Input –
--- Begin ---

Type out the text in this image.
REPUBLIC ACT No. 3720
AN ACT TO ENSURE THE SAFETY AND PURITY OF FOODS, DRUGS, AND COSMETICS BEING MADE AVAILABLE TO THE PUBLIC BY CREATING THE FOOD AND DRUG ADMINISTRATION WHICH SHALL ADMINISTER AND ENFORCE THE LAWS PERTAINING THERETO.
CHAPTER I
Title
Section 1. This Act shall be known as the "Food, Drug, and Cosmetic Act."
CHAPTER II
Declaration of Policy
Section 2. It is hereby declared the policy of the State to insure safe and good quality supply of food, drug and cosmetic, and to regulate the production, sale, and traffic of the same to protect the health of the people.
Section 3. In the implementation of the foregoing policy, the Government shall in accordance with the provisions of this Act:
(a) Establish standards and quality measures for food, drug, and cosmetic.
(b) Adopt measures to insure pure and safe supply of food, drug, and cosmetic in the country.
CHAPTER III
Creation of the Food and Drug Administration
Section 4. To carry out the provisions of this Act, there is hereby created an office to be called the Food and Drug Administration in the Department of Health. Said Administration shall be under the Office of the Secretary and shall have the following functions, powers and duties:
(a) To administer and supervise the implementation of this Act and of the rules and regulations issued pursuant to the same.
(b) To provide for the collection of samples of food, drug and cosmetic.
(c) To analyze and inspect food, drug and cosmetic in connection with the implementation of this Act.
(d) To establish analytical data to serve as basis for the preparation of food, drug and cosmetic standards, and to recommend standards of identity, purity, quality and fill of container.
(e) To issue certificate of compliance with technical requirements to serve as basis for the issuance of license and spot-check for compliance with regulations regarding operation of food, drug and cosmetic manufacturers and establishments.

--- End ---

Problem requirements – In the records above, locate the lines holding the word "measures". Copy each of them.

Right answer –
(a) Establish standards and quality measures for food, drug, and cosmetic.
(b) Adopt measures to insure pure and safe supply of food, drug, and cosmetic in the country.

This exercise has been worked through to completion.